*Source records*:
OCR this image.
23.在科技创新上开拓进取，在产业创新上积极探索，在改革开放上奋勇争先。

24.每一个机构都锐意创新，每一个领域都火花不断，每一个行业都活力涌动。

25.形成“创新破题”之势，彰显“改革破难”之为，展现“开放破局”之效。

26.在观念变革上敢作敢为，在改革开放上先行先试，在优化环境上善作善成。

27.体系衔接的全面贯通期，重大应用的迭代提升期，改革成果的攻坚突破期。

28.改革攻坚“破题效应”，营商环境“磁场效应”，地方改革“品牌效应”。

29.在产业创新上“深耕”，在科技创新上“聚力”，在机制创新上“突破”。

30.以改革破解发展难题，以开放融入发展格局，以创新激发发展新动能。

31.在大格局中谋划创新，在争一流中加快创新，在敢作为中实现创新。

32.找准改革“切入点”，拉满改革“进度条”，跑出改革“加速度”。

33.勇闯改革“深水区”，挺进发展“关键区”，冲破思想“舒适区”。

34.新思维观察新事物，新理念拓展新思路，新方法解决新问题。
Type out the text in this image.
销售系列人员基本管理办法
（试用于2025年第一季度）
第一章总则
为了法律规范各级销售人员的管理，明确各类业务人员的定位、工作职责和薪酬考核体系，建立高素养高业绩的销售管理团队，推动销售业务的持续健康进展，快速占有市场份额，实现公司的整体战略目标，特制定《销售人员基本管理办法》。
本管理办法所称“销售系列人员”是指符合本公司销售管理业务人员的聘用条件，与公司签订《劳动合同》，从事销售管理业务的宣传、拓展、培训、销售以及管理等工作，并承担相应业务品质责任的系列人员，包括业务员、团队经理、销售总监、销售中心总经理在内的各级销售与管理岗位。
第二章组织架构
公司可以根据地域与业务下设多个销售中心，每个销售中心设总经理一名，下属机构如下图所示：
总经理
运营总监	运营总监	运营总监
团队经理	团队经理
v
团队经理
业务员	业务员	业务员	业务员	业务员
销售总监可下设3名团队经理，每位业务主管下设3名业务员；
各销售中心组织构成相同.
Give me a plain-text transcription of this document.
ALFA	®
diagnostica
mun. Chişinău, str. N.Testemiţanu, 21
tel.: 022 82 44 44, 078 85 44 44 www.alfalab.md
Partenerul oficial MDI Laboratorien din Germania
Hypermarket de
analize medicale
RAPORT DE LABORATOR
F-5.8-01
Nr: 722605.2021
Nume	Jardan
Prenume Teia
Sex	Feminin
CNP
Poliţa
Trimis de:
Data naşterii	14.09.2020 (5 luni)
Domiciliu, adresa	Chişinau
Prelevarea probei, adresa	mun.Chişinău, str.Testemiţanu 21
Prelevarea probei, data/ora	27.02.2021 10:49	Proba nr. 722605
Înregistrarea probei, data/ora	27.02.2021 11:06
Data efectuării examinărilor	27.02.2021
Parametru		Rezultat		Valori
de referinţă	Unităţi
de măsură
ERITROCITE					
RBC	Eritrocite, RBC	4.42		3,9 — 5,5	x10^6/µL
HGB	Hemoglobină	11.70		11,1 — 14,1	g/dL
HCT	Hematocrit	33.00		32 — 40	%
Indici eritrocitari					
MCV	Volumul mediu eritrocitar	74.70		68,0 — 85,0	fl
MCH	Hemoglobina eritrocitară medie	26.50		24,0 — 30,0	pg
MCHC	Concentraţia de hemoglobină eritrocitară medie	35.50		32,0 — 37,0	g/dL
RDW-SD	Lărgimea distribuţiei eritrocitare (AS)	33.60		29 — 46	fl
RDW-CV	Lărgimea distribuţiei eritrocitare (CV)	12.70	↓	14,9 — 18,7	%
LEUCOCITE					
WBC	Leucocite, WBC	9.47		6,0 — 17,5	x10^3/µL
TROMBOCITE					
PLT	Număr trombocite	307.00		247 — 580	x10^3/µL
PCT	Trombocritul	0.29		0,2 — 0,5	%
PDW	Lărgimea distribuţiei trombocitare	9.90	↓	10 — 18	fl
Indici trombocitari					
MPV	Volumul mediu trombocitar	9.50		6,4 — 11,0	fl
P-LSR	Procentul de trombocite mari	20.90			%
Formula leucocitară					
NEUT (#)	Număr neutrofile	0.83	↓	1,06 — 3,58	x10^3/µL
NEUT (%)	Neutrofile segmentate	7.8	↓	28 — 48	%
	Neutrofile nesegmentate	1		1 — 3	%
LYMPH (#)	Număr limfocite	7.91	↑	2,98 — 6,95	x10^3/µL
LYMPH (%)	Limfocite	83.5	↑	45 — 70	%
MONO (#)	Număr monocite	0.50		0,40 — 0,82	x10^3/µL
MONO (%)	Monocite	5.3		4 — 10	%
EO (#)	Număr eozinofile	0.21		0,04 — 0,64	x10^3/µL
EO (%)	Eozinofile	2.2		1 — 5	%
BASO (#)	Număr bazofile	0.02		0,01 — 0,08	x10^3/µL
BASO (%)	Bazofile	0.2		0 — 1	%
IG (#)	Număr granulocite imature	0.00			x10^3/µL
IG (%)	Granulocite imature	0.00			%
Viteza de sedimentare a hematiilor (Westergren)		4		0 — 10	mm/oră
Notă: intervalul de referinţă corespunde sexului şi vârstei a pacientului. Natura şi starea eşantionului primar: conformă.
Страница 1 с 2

*Task details*: Without omitting anything, output the entries exactly.

*Solution below*:
OCR this image.
23.在科技创新上开拓进取，在产业创新上积极探索，在改革开放上奋勇争先。

24.每一个机构都锐意创新，每一个领域都火花不断，每一个行业都活力涌动。

25.形成“创新破题”之势，彰显“改革破难”之为，展现“开放破局”之效。

26.在观念变革上敢作敢为，在改革开放上先行先试，在优化环境上善作善成。

27.体系衔接的全面贯通期，重大应用的迭代提升期，改革成果的攻坚突破期。

28.改革攻坚“破题效应”，营商环境“磁场效应”，地方改革“品牌效应”。

29.在产业创新上“深耕”，在科技创新上“聚力”，在机制创新上“突破”。

30.以改革破解发展难题，以开放融入发展格局，以创新激发发展新动能。

31.在大格局中谋划创新，在争一流中加快创新，在敢作为中实现创新。

32.找准改革“切入点”，拉满改革“进度条”，跑出改革“加速度”。

33.勇闯改革“深水区”，挺进发展“关键区”，冲破思想“舒适区”。

34.新思维观察新事物，新理念拓展新思路，新方法解决新问题。
Type out the text in this image.
销售系列人员基本管理办法
（试用于2025年第一季度）
第一章总则
为了法律规范各级销售人员的管理，明确各类业务人员的定位、工作职责和薪酬考核体系，建立高素养高业绩的销售管理团队，推动销售业务的持续健康进展，快速占有市场份额，实现公司的整体战略目标，特制定《销售人员基本管理办法》。
本管理办法所称“销售系列人员”是指符合本公司销售管理业务人员的聘用条件，与公司签订《劳动合同》，从事销售管理业务的宣传、拓展、培训、销售以及管理等工作，并承担相应业务品质责任的系列人员，包括业务员、团队经理、销售总监、销售中心总经理在内的各级销售与管理岗位。
第二章组织架构
公司可以根据地域与业务下设多个销售中心，每个销售中心设总经理一名，下属机构如下图所示：
总经理
运营总监	运营总监	运营总监
团队经理	团队经理
v
团队经理
业务员	业务员	业务员	业务员	业务员
销售总监可下设3名团队经理，每位业务主管下设3名业务员；
各销售中心组织构成相同.
Give me a plain-text transcription of this document.
ALFA	®
diagnostica
mun. Chişinău, str. N.Testemiţanu, 21
tel.: 022 82 44 44, 078 85 44 44 www.alfalab.md
Partenerul oficial MDI Laboratorien din Germania
Hypermarket de
analize medicale
RAPORT DE LABORATOR
F-5.8-01
Nr: 722605.2021
Nume	Jardan
Prenume Teia
Sex	Feminin
CNP
Poliţa
Trimis de:
Data naşterii	14.09.2020 (5 luni)
Domiciliu, adresa	Chişinau
Prelevarea probei, adresa	mun.Chişinău, str.Testemiţanu 21
Prelevarea probei, data/ora	27.02.2021 10:49	Proba nr. 722605
Înregistrarea probei, data/ora	27.02.2021 11:06
Data efectuării examinărilor	27.02.2021
Parametru		Rezultat		Valori
de referinţă	Unităţi
de măsură
ERITROCITE					
RBC	Eritrocite, RBC	4.42		3,9 — 5,5	x10^6/µL
HGB	Hemoglobină	11.70		11,1 — 14,1	g/dL
HCT	Hematocrit	33.00		32 — 40	%
Indici eritrocitari					
MCV	Volumul mediu eritrocitar	74.70		68,0 — 85,0	fl
MCH	Hemoglobina eritrocitară medie	26.50		24,0 — 30,0	pg
MCHC	Concentraţia de hemoglobină eritrocitară medie	35.50		32,0 — 37,0	g/dL
RDW-SD	Lărgimea distribuţiei eritrocitare (AS)	33.60		29 — 46	fl
RDW-CV	Lărgimea distribuţiei eritrocitare (CV)	12.70	↓	14,9 — 18,7	%
LEUCOCITE					
WBC	Leucocite, WBC	9.47		6,0 — 17,5	x10^3/µL
TROMBOCITE					
PLT	Număr trombocite	307.00		247 — 580	x10^3/µL
PCT	Trombocritul	0.29		0,2 — 0,5	%
PDW	Lărgimea distribuţiei trombocitare	9.90	↓	10 — 18	fl
Indici trombocitari					
MPV	Volumul mediu trombocitar	9.50		6,4 — 11,0	fl
P-LSR	Procentul de trombocite mari	20.90			%
Formula leucocitară					
NEUT (#)	Număr neutrofile	0.83	↓	1,06 — 3,58	x10^3/µL
NEUT (%)	Neutrofile segmentate	7.8	↓	28 — 48	%
	Neutrofile nesegmentate	1		1 — 3	%
LYMPH (#)	Număr limfocite	7.91	↑	2,98 — 6,95	x10^3/µL
LYMPH (%)	Limfocite	83.5	↑	45 — 70	%
MONO (#)	Număr monocite	0.50		0,40 — 0,82	x10^3/µL
MONO (%)	Monocite	5.3		4 — 10	%
EO (#)	Număr eozinofile	0.21		0,04 — 0,64	x10^3/µL
EO (%)	Eozinofile	2.2		1 — 5	%
BASO (#)	Număr bazofile	0.02		0,01 — 0,08	x10^3/µL
BASO (%)	Bazofile	0.2		0 — 1	%
IG (#)	Număr granulocite imature	0.00			x10^3/µL
IG (%)	Granulocite imature	0.00			%
Viteza de sedimentare a hematiilor (Westergren)		4		0 — 10	mm/oră
Notă: intervalul de referinţă corespunde sexului şi vârstei a pacientului. Natura şi starea eşantionului primar: conformă.
Страница 1 с 2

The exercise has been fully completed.